- [Problem to solve]:
Would you print the records below without changing anything?

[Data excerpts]

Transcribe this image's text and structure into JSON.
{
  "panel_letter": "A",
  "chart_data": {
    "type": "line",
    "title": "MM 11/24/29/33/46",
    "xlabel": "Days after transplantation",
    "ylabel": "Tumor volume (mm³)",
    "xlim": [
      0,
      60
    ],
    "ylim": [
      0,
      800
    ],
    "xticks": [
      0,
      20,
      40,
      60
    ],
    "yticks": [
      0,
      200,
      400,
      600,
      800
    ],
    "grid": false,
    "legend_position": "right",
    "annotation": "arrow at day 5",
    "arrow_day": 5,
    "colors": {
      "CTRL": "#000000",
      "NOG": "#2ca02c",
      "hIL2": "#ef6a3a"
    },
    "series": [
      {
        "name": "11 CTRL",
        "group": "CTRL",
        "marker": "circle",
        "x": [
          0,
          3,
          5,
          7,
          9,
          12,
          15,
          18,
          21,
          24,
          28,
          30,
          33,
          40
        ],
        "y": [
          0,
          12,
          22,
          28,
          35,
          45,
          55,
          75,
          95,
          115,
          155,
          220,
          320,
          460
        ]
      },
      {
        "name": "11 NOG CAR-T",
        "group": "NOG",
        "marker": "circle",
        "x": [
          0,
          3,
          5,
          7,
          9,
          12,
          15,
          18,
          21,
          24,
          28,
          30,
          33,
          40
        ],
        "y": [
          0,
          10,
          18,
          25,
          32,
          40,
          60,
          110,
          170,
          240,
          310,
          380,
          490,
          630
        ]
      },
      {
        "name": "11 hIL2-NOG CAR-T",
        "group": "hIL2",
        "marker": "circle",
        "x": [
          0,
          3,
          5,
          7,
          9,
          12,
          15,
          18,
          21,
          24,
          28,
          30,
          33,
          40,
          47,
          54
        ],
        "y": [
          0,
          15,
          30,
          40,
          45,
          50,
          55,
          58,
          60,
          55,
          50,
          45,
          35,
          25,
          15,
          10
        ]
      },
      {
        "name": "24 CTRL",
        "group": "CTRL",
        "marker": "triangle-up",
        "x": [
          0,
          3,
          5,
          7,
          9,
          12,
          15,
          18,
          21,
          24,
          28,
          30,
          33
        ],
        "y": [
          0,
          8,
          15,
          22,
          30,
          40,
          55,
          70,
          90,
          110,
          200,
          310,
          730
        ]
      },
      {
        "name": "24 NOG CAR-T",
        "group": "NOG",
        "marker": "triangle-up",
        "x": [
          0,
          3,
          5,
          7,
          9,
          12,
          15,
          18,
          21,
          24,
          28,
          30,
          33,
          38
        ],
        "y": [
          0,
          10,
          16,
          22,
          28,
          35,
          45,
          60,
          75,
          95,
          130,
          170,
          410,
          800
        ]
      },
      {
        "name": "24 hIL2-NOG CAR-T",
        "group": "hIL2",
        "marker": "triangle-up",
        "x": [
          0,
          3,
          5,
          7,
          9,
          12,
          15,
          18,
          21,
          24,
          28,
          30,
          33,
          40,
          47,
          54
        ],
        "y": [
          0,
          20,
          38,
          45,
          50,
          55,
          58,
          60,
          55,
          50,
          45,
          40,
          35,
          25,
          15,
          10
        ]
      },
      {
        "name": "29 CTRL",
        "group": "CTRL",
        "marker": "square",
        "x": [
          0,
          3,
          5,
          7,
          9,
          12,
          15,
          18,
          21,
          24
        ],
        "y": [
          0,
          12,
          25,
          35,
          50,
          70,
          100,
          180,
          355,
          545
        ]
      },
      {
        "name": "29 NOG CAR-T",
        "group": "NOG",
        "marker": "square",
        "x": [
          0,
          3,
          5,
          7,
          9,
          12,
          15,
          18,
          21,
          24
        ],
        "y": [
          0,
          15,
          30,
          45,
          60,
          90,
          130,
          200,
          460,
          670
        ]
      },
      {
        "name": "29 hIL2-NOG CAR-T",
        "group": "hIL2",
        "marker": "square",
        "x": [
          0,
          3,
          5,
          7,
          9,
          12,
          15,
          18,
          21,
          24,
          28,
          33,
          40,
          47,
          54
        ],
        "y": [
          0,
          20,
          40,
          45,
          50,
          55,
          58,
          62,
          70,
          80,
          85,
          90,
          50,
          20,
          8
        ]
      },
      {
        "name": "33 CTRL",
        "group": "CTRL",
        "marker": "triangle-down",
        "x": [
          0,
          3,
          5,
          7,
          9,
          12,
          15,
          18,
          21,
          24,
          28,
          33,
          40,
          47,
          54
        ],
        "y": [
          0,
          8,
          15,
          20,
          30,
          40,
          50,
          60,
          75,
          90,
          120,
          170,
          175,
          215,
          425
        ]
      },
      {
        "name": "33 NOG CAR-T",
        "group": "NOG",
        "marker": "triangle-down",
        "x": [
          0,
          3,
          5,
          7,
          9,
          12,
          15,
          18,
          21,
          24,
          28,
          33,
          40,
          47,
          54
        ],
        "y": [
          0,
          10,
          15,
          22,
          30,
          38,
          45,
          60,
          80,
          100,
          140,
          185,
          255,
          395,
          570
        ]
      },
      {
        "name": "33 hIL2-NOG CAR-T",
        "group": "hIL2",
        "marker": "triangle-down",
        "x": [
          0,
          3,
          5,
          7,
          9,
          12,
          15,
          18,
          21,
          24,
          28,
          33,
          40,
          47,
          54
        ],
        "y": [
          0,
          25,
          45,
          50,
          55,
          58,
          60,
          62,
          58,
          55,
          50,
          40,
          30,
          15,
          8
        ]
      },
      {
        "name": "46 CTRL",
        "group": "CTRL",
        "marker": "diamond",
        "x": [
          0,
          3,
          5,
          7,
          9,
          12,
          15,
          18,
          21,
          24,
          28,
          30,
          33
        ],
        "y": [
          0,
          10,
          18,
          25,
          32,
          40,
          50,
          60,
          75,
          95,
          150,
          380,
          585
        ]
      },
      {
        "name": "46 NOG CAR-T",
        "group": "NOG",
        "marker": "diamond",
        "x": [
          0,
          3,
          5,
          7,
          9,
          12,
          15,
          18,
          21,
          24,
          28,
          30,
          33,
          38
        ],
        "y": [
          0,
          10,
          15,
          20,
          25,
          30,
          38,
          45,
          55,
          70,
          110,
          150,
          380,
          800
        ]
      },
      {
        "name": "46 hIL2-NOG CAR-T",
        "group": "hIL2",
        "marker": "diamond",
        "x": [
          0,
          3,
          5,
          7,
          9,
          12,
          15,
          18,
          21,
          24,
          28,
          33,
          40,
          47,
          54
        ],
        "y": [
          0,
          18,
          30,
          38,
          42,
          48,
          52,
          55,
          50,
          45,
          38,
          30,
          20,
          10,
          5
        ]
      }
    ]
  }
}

- [Solution to this problem]:
Transcribe this image's text and structure into JSON.
{
  "panel_letter": "A",
  "chart_data": {
    "type": "line",
    "title": "MM 11/24/29/33/46",
    "xlabel": "Days after transplantation",
    "ylabel": "Tumor volume (mm³)",
    "xlim": [
      0,
      60
    ],
    "ylim": [
      0,
      800
    ],
    "xticks": [
      0,
      20,
      40,
      60
    ],
    "yticks": [
      0,
      200,
      400,
      600,
      800
    ],
    "grid": false,
    "legend_position": "right",
    "annotation": "arrow at day 5",
    "arrow_day": 5,
    "colors": {
      "CTRL": "#000000",
      "NOG": "#2ca02c",
      "hIL2": "#ef6a3a"
    },
    "series": [
      {
        "name": "11 CTRL",
        "group": "CTRL",
        "marker": "circle",
        "x": [
          0,
          3,
          5,
          7,
          9,
          12,
          15,
          18,
          21,
          24,
          28,
          30,
          33,
          40
        ],
        "y": [
          0,
          12,
          22,
          28,
          35,
          45,
          55,
          75,
          95,
          115,
          155,
          220,
          320,
          460
        ]
      },
      {
        "name": "11 NOG CAR-T",
        "group": "NOG",
        "marker": "circle",
        "x": [
          0,
          3,
          5,
          7,
          9,
          12,
          15,
          18,
          21,
          24,
          28,
          30,
          33,
          40
        ],
        "y": [
          0,
          10,
          18,
          25,
          32,
          40,
          60,
          110,
          170,
          240,
          310,
          380,
          490,
          630
        ]
      },
      {
        "name": "11 hIL2-NOG CAR-T",
        "group": "hIL2",
        "marker": "circle",
        "x": [
          0,
          3,
          5,
          7,
          9,
          12,
          15,
          18,
          21,
          24,
          28,
          30,
          33,
          40,
          47,
          54
        ],
        "y": [
          0,
          15,
          30,
          40,
          45,
          50,
          55,
          58,
          60,
          55,
          50,
          45,
          35,
          25,
          15,
          10
        ]
      },
      {
        "name": "24 CTRL",
        "group": "CTRL",
        "marker": "triangle-up",
        "x": [
          0,
          3,
          5,
          7,
          9,
          12,
          15,
          18,
          21,
          24,
          28,
          30,
          33
        ],
        "y": [
          0,
          8,
          15,
          22,
          30,
          40,
          55,
          70,
          90,
          110,
          200,
          310,
          730
        ]
      },
      {
        "name": "24 NOG CAR-T",
        "group": "NOG",
        "marker": "triangle-up",
        "x": [
          0,
          3,
          5,
          7,
          9,
          12,
          15,
          18,
          21,
          24,
          28,
          30,
          33,
          38
        ],
        "y": [
          0,
          10,
          16,
          22,
          28,
          35,
          45,
          60,
          75,
          95,
          130,
          170,
          410,
          800
        ]
      },
      {
        "name": "24 hIL2-NOG CAR-T",
        "group": "hIL2",
        "marker": "triangle-up",
        "x": [
          0,
          3,
          5,
          7,
          9,
          12,
          15,
          18,
          21,
          24,
          28,
          30,
          33,
          40,
          47,
          54
        ],
        "y": [
          0,
          20,
          38,
          45,
          50,
          55,
          58,
          60,
          55,
          50,
          45,
          40,
          35,
          25,
          15,
          10
        ]
      },
      {
        "name": "29 CTRL",
        "group": "CTRL",
        "marker": "square",
        "x": [
          0,
          3,
          5,
          7,
          9,
          12,
          15,
          18,
          21,
          24
        ],
        "y": [
          0,
          12,
          25,
          35,
          50,
          70,
          100,
          180,
          355,
          545
        ]
      },
      {
        "name": "29 NOG CAR-T",
        "group": "NOG",
        "marker": "square",
        "x": [
          0,
          3,
          5,
          7,
          9,
          12,
          15,
          18,
          21,
          24
        ],
        "y": [
          0,
          15,
          30,
          45,
          60,
          90,
          130,
          200,
          460,
          670
        ]
      },
      {
        "name": "29 hIL2-NOG CAR-T",
        "group": "hIL2",
        "marker": "square",
        "x": [
          0,
          3,
          5,
          7,
          9,
          12,
          15,
          18,
          21,
          24,
          28,
          33,
          40,
          47,
          54
        ],
        "y": [
          0,
          20,
          40,
          45,
          50,
          55,
          58,
          62,
          70,
          80,
          85,
          90,
          50,
          20,
          8
        ]
      },
      {
        "name": "33 CTRL",
        "group": "CTRL",
        "marker": "triangle-down",
        "x": [
          0,
          3,
          5,
          7,
          9,
          12,
          15,
          18,
          21,
          24,
          28,
          33,
          40,
          47,
          54
        ],
        "y": [
          0,
          8,
          15,
          20,
          30,
          40,
          50,
          60,
          75,
          90,
          120,
          170,
          175,
          215,
          425
        ]
      },
      {
        "name": "33 NOG CAR-T",
        "group": "NOG",
        "marker": "triangle-down",
        "x": [
          0,
          3,
          5,
          7,
          9,
          12,
          15,
          18,
          21,
          24,
          28,
          33,
          40,
          47,
          54
        ],
        "y": [
          0,
          10,
          15,
          22,
          30,
          38,
          45,
          60,
          80,
          100,
          140,
          185,
          255,
          395,
          570
        ]
      },
      {
        "name": "33 hIL2-NOG CAR-T",
        "group": "hIL2",
        "marker": "triangle-down",
        "x": [
          0,
          3,
          5,
          7,
          9,
          12,
          15,
          18,
          21,
          24,
          28,
          33,
          40,
          47,
          54
        ],
        "y": [
          0,
          25,
          45,
          50,
          55,
          58,
          60,
          62,
          58,
          55,
          50,
          40,
          30,
          15,
          8
        ]
      },
      {
        "name": "46 CTRL",
        "group": "CTRL",
        "marker": "diamond",
        "x": [
          0,
          3,
          5,
          7,
          9,
          12,
          15,
          18,
          21,
          24,
          28,
          30,
          33
        ],
        "y": [
          0,
          10,
          18,
          25,
          32,
          40,
          50,
          60,
          75,
          95,
          150,
          380,
          585
        ]
      },
      {
        "name": "46 NOG CAR-T",
        "group": "NOG",
        "marker": "diamond",
        "x": [
          0,
          3,
          5,
          7,
          9,
          12,
          15,
          18,
          21,
          24,
          28,
          30,
          33,
          38
        ],
        "y": [
          0,
          10,
          15,
          20,
          25,
          30,
          38,
          45,
          55,
          70,
          110,
          150,
          380,
          800
        ]
      },
      {
        "name": "46 hIL2-NOG CAR-T",
        "group": "hIL2",
        "marker": "diamond",
        "x": [
          0,
          3,
          5,
          7,
          9,
          12,
          15,
          18,
          21,
          24,
          28,
          33,
          40,
          47,
          54
        ],
        "y": [
          0,
          18,
          30,
          38,
          42,
          48,
          52,
          55,
          50,
          45,
          38,
          30,
          20,
          10,
          5
        ]
      }
    ]
  }
}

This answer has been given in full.